## Provided records:
+ + +

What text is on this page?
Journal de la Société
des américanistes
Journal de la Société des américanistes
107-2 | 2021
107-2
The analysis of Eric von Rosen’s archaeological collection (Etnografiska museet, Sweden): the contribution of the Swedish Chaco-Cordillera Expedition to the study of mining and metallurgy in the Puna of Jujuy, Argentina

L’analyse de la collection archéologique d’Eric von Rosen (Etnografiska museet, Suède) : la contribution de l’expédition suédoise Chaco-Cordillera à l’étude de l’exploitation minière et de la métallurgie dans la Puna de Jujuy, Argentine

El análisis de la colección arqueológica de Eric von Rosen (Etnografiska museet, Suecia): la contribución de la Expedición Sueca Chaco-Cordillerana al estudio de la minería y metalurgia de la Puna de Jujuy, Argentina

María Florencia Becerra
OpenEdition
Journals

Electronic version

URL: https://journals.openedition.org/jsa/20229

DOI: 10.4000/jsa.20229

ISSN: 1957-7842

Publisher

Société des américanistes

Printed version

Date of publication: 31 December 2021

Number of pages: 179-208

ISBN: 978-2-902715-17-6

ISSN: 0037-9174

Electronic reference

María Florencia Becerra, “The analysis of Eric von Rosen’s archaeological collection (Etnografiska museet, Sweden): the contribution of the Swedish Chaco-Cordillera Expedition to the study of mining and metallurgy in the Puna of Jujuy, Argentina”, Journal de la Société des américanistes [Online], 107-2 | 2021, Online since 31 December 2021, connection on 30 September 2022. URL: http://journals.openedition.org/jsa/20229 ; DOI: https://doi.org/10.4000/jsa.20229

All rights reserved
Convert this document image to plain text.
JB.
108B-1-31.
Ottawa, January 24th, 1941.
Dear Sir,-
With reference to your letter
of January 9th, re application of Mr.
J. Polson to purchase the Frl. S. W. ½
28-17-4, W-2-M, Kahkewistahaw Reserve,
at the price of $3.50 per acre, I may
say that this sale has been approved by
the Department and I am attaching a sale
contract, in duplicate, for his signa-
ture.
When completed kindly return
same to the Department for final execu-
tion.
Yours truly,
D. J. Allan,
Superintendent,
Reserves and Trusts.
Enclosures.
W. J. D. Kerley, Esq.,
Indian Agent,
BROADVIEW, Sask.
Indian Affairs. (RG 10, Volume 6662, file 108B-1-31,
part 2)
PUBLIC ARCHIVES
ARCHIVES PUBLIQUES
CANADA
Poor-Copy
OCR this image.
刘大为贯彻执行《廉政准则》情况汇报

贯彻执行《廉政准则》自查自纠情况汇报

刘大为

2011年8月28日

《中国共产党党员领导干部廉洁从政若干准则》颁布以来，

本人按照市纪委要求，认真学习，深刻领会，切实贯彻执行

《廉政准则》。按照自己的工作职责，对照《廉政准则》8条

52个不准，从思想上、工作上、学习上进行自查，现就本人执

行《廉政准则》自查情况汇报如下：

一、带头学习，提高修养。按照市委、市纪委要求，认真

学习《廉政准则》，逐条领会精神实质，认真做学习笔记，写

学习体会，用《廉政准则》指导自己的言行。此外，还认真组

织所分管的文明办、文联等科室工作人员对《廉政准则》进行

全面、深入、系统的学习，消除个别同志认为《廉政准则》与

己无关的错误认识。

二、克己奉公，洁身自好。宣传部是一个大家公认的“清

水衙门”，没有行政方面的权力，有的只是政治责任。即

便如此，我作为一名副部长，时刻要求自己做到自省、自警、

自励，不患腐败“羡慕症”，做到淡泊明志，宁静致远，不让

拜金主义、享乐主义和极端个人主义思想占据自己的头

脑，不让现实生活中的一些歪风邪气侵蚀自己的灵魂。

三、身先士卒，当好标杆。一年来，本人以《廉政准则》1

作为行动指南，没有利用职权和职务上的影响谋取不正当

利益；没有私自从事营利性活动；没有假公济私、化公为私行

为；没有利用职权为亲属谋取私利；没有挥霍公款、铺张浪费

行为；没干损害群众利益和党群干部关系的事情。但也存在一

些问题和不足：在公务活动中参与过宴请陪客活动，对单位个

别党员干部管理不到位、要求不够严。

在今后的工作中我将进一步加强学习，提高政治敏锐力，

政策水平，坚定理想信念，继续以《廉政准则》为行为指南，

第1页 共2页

+ + +

## What you will do:
Look through the entries above for the word "Becerra". Copy every line where it shows up.

## Solution below:
María Florencia Becerra
María Florencia Becerra, “The analysis of Eric von Rosen’s archaeological collection (Etnografiska museet, Sweden): the contribution of the Swedish Chaco-Cordillera Expedition to the study of mining and metallurgy in the Puna of Jujuy, Argentina”, Journal de la Société des américanistes [Online], 107-2 | 2021, Online since 31 December 2021, connection on 30 September 2022. URL: http://journals.openedition.org/jsa/20229 ; DOI: https://doi.org/10.4000/jsa.20229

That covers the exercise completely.